» Task statement
What follows is a block of records; reproduce all of it verbatim.

━━━ Records for this task

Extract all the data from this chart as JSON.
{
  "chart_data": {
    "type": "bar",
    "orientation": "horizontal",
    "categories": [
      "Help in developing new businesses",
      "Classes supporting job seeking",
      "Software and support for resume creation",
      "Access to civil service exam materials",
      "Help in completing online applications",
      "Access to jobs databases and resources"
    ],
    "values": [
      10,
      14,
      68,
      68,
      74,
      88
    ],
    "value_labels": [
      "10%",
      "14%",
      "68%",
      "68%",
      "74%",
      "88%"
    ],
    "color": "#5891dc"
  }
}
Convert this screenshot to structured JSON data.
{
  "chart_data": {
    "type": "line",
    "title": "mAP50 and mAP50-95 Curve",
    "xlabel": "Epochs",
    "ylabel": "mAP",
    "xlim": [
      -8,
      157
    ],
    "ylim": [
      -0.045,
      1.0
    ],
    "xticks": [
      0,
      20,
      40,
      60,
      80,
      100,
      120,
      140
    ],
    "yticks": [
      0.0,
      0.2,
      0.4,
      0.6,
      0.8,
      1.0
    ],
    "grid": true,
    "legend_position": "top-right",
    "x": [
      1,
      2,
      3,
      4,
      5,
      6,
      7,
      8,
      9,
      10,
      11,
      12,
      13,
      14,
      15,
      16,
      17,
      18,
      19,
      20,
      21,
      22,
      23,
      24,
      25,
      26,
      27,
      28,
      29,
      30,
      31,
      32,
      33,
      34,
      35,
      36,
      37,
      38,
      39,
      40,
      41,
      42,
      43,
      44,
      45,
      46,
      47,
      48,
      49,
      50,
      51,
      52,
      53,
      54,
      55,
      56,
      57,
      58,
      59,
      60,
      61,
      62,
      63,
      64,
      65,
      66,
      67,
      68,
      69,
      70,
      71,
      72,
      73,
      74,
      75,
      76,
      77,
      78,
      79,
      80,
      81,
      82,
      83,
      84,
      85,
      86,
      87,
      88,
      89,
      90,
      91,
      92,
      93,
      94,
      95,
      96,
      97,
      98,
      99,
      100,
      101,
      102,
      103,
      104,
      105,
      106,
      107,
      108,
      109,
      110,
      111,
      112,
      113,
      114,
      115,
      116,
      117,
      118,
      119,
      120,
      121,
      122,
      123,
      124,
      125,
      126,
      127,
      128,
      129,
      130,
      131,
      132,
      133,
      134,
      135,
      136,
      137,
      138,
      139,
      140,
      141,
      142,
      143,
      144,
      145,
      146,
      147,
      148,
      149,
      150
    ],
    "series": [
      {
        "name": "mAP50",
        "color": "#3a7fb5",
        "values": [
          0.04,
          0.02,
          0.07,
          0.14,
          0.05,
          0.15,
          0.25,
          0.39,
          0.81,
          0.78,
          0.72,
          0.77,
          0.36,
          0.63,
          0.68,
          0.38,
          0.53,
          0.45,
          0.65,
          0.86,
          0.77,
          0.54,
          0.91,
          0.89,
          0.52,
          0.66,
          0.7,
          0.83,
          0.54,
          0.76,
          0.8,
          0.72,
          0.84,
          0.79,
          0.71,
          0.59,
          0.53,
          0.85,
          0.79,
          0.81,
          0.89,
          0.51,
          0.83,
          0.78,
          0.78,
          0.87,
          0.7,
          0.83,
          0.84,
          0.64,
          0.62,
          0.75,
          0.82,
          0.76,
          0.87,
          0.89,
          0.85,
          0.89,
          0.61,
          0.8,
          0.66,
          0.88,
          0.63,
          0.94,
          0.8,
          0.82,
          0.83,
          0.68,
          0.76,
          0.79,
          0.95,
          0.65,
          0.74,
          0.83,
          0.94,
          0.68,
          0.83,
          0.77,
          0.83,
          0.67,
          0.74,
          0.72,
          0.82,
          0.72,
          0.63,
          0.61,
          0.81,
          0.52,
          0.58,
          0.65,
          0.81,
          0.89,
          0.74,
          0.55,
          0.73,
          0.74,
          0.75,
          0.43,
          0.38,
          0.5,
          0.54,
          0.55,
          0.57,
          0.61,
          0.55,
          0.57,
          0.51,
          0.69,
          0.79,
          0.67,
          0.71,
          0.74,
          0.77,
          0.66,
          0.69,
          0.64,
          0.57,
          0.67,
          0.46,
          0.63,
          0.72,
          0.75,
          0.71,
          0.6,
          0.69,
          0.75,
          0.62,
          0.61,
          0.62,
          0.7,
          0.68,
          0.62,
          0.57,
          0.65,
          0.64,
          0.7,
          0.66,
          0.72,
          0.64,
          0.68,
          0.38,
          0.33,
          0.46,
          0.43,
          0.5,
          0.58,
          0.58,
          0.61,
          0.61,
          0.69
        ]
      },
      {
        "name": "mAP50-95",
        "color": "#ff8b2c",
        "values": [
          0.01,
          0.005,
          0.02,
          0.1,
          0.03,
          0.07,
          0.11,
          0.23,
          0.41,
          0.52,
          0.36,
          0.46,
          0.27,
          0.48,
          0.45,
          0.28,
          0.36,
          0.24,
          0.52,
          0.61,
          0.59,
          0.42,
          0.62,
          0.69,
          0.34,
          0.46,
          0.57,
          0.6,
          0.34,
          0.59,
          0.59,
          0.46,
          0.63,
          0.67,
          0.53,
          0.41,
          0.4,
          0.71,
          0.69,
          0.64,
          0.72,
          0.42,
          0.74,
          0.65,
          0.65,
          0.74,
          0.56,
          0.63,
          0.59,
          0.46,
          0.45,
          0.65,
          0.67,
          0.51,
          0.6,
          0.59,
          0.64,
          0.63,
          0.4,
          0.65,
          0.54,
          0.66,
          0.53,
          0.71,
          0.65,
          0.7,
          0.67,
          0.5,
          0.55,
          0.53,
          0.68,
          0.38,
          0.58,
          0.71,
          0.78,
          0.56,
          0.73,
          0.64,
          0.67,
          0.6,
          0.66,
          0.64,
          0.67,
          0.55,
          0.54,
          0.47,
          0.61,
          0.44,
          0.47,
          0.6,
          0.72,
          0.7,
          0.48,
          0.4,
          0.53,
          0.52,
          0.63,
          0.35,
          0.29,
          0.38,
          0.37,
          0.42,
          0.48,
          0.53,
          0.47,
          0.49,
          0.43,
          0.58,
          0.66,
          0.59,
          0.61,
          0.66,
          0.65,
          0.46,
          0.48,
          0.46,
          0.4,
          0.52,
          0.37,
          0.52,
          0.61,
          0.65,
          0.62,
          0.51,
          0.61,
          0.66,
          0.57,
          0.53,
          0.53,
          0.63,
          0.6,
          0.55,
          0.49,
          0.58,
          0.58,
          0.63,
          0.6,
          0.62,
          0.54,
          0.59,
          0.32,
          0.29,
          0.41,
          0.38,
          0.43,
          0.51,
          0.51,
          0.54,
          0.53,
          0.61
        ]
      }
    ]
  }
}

━━━━━━

» Correct answer
Extract all the data from this chart as JSON.
{
  "chart_data": {
    "type": "bar",
    "orientation": "horizontal",
    "categories": [
      "Help in developing new businesses",
      "Classes supporting job seeking",
      "Software and support for resume creation",
      "Access to civil service exam materials",
      "Help in completing online applications",
      "Access to jobs databases and resources"
    ],
    "values": [
      10,
      14,
      68,
      68,
      74,
      88
    ],
    "value_labels": [
      "10%",
      "14%",
      "68%",
      "68%",
      "74%",
      "88%"
    ],
    "color": "#5891dc"
  }
}
Convert this screenshot to structured JSON data.
{
  "chart_data": {
    "type": "line",
    "title": "mAP50 and mAP50-95 Curve",
    "xlabel": "Epochs",
    "ylabel": "mAP",
    "xlim": [
      -8,
      157
    ],
    "ylim": [
      -0.045,
      1.0
    ],
    "xticks": [
      0,
      20,
      40,
      60,
      80,
      100,
      120,
      140
    ],
    "yticks": [
      0.0,
      0.2,
      0.4,
      0.6,
      0.8,
      1.0
    ],
    "grid": true,
    "legend_position": "top-right",
    "x": [
      1,
      2,
      3,
      4,
      5,
      6,
      7,
      8,
      9,
      10,
      11,
      12,
      13,
      14,
      15,
      16,
      17,
      18,
      19,
      20,
      21,
      22,
      23,
      24,
      25,
      26,
      27,
      28,
      29,
      30,
      31,
      32,
      33,
      34,
      35,
      36,
      37,
      38,
      39,
      40,
      41,
      42,
      43,
      44,
      45,
      46,
      47,
      48,
      49,
      50,
      51,
      52,
      53,
      54,
      55,
      56,
      57,
      58,
      59,
      60,
      61,
      62,
      63,
      64,
      65,
      66,
      67,
      68,
      69,
      70,
      71,
      72,
      73,
      74,
      75,
      76,
      77,
      78,
      79,
      80,
      81,
      82,
      83,
      84,
      85,
      86,
      87,
      88,
      89,
      90,
      91,
      92,
      93,
      94,
      95,
      96,
      97,
      98,
      99,
      100,
      101,
      102,
      103,
      104,
      105,
      106,
      107,
      108,
      109,
      110,
      111,
      112,
      113,
      114,
      115,
      116,
      117,
      118,
      119,
      120,
      121,
      122,
      123,
      124,
      125,
      126,
      127,
      128,
      129,
      130,
      131,
      132,
      133,
      134,
      135,
      136,
      137,
      138,
      139,
      140,
      141,
      142,
      143,
      144,
      145,
      146,
      147,
      148,
      149,
      150
    ],
    "series": [
      {
        "name": "mAP50",
        "color": "#3a7fb5",
        "values": [
          0.04,
          0.02,
          0.07,
          0.14,
          0.05,
          0.15,
          0.25,
          0.39,
          0.81,
          0.78,
          0.72,
          0.77,
          0.36,
          0.63,
          0.68,
          0.38,
          0.53,
          0.45,
          0.65,
          0.86,
          0.77,
          0.54,
          0.91,
          0.89,
          0.52,
          0.66,
          0.7,
          0.83,
          0.54,
          0.76,
          0.8,
          0.72,
          0.84,
          0.79,
          0.71,
          0.59,
          0.53,
          0.85,
          0.79,
          0.81,
          0.89,
          0.51,
          0.83,
          0.78,
          0.78,
          0.87,
          0.7,
          0.83,
          0.84,
          0.64,
          0.62,
          0.75,
          0.82,
          0.76,
          0.87,
          0.89,
          0.85,
          0.89,
          0.61,
          0.8,
          0.66,
          0.88,
          0.63,
          0.94,
          0.8,
          0.82,
          0.83,
          0.68,
          0.76,
          0.79,
          0.95,
          0.65,
          0.74,
          0.83,
          0.94,
          0.68,
          0.83,
          0.77,
          0.83,
          0.67,
          0.74,
          0.72,
          0.82,
          0.72,
          0.63,
          0.61,
          0.81,
          0.52,
          0.58,
          0.65,
          0.81,
          0.89,
          0.74,
          0.55,
          0.73,
          0.74,
          0.75,
          0.43,
          0.38,
          0.5,
          0.54,
          0.55,
          0.57,
          0.61,
          0.55,
          0.57,
          0.51,
          0.69,
          0.79,
          0.67,
          0.71,
          0.74,
          0.77,
          0.66,
          0.69,
          0.64,
          0.57,
          0.67,
          0.46,
          0.63,
          0.72,
          0.75,
          0.71,
          0.6,
          0.69,
          0.75,
          0.62,
          0.61,
          0.62,
          0.7,
          0.68,
          0.62,
          0.57,
          0.65,
          0.64,
          0.7,
          0.66,
          0.72,
          0.64,
          0.68,
          0.38,
          0.33,
          0.46,
          0.43,
          0.5,
          0.58,
          0.58,
          0.61,
          0.61,
          0.69
        ]
      },
      {
        "name": "mAP50-95",
        "color": "#ff8b2c",
        "values": [
          0.01,
          0.005,
          0.02,
          0.1,
          0.03,
          0.07,
          0.11,
          0.23,
          0.41,
          0.52,
          0.36,
          0.46,
          0.27,
          0.48,
          0.45,
          0.28,
          0.36,
          0.24,
          0.52,
          0.61,
          0.59,
          0.42,
          0.62,
          0.69,
          0.34,
          0.46,
          0.57,
          0.6,
          0.34,
          0.59,
          0.59,
          0.46,
          0.63,
          0.67,
          0.53,
          0.41,
          0.4,
          0.71,
          0.69,
          0.64,
          0.72,
          0.42,
          0.74,
          0.65,
          0.65,
          0.74,
          0.56,
          0.63,
          0.59,
          0.46,
          0.45,
          0.65,
          0.67,
          0.51,
          0.6,
          0.59,
          0.64,
          0.63,
          0.4,
          0.65,
          0.54,
          0.66,
          0.53,
          0.71,
          0.65,
          0.7,
          0.67,
          0.5,
          0.55,
          0.53,
          0.68,
          0.38,
          0.58,
          0.71,
          0.78,
          0.56,
          0.73,
          0.64,
          0.67,
          0.6,
          0.66,
          0.64,
          0.67,
          0.55,
          0.54,
          0.47,
          0.61,
          0.44,
          0.47,
          0.6,
          0.72,
          0.7,
          0.48,
          0.4,
          0.53,
          0.52,
          0.63,
          0.35,
          0.29,
          0.38,
          0.37,
          0.42,
          0.48,
          0.53,
          0.47,
          0.49,
          0.43,
          0.58,
          0.66,
          0.59,
          0.61,
          0.66,
          0.65,
          0.46,
          0.48,
          0.46,
          0.4,
          0.52,
          0.37,
          0.52,
          0.61,
          0.65,
          0.62,
          0.51,
          0.61,
          0.66,
          0.57,
          0.53,
          0.53,
          0.63,
          0.6,
          0.55,
          0.49,
          0.58,
          0.58,
          0.63,
          0.6,
          0.62,
          0.54,
          0.59,
          0.32,
          0.29,
          0.41,
          0.38,
          0.43,
          0.51,
          0.51,
          0.54,
          0.53,
          0.61
        ]
      }
    ]
  }
}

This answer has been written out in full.